Leave out the pictures and repeat the rest of the material exactly.
========================
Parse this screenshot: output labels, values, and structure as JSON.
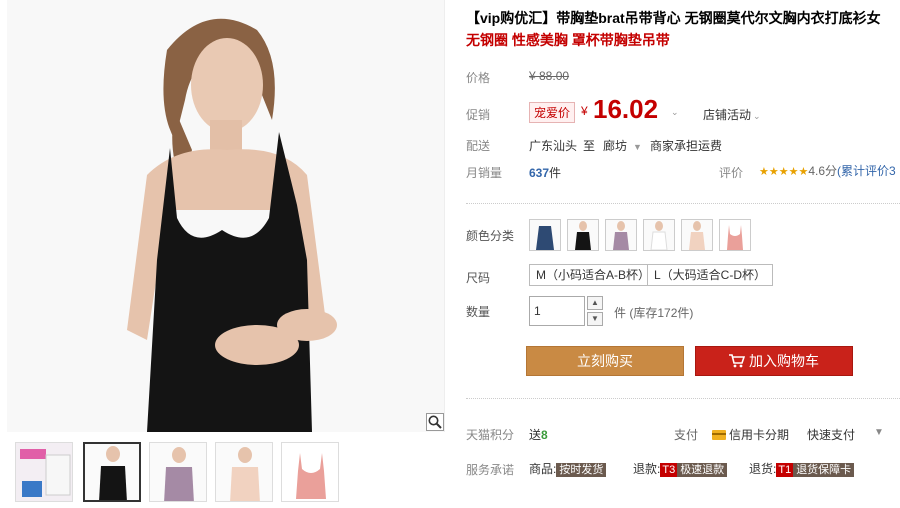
{
  "product": {
    "title": "【vip购优汇】带胸垫brat吊带背心 无钢圈莫代尔文胸内衣打底衫女",
    "subtitle": "无钢圈 性感美胸 罩杯带胸垫吊带"
  },
  "price": {
    "label": "价格",
    "original": "¥ 88.00",
    "promo_label": "促销",
    "promo_badge": "宠爱价",
    "currency": "¥",
    "current": "16.02",
    "shop_activity": "店铺活动"
  },
  "shipping": {
    "label": "配送",
    "from": "广东汕头",
    "to_word": "至",
    "to": "廊坊",
    "fee_note": "商家承担运费"
  },
  "sales": {
    "label": "月销量",
    "count": "637",
    "unit": "件",
    "rating_label": "评价",
    "stars": "★★★★★",
    "score": "4.6分",
    "reviews": "(累计评价3"
  },
  "color": {
    "label": "颜色分类",
    "options": [
      "navy",
      "black",
      "mauve",
      "white",
      "nude",
      "pink"
    ]
  },
  "size": {
    "label": "尺码",
    "options": [
      "M（小码适合A-B杯）",
      "L（大码适合C-D杯）"
    ]
  },
  "quantity": {
    "label": "数量",
    "value": "1",
    "unit": "件",
    "stock": "(库存172件)"
  },
  "actions": {
    "buy": "立刻购买",
    "cart": "加入购物车"
  },
  "points": {
    "label": "天猫积分",
    "give_word": "送",
    "value": "8",
    "pay_label": "支付",
    "credit": "信用卡分期",
    "quick_pay": "快速支付"
  },
  "service": {
    "label": "服务承诺",
    "goods_word": "商品:",
    "goods_tag": "按时发货",
    "refund_word": "退款:",
    "refund_tag_a": "T3",
    "refund_tag_b": "极速退款",
    "return_word": "退货:",
    "return_tag_a": "T1",
    "return_tag_b": "退货保障卡"
  },
  "colors": {
    "price_red": "#c40000",
    "buy_btn": "#c98a44",
    "cart_btn": "#c9221a",
    "link_blue": "#3366aa"
  }
}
========================
### OUTPUT
Parse this screenshot: output labels, values, and structure as JSON.
{
  "product": {
    "title": "【vip购优汇】带胸垫brat吊带背心 无钢圈莫代尔文胸内衣打底衫女",
    "subtitle": "无钢圈 性感美胸 罩杯带胸垫吊带"
  },
  "price": {
    "label": "价格",
    "original": "¥ 88.00",
    "promo_label": "促销",
    "promo_badge": "宠爱价",
    "currency": "¥",
    "current": "16.02",
    "shop_activity": "店铺活动"
  },
  "shipping": {
    "label": "配送",
    "from": "广东汕头",
    "to_word": "至",
    "to": "廊坊",
    "fee_note": "商家承担运费"
  },
  "sales": {
    "label": "月销量",
    "count": "637",
    "unit": "件",
    "rating_label": "评价",
    "stars": "★★★★★",
    "score": "4.6分",
    "reviews": "(累计评价3"
  },
  "color": {
    "label": "颜色分类",
    "options": [
      "navy",
      "black",
      "mauve",
      "white",
      "nude",
      "pink"
    ]
  },
  "size": {
    "label": "尺码",
    "options": [
      "M（小码适合A-B杯）",
      "L（大码适合C-D杯）"
    ]
  },
  "quantity": {
    "label": "数量",
    "value": "1",
    "unit": "件",
    "stock": "(库存172件)"
  },
  "actions": {
    "buy": "立刻购买",
    "cart": "加入购物车"
  },
  "points": {
    "label": "天猫积分",
    "give_word": "送",
    "value": "8",
    "pay_label": "支付",
    "credit": "信用卡分期",
    "quick_pay": "快速支付"
  },
  "service": {
    "label": "服务承诺",
    "goods_word": "商品:",
    "goods_tag": "按时发货",
    "refund_word": "退款:",
    "refund_tag_a": "T3",
    "refund_tag_b": "极速退款",
    "return_word": "退货:",
    "return_tag_a": "T1",
    "return_tag_b": "退货保障卡"
  },
  "colors": {
    "price_red": "#c40000",
    "buy_btn": "#c98a44",
    "cart_btn": "#c9221a",
    "link_blue": "#3366aa"
  }
}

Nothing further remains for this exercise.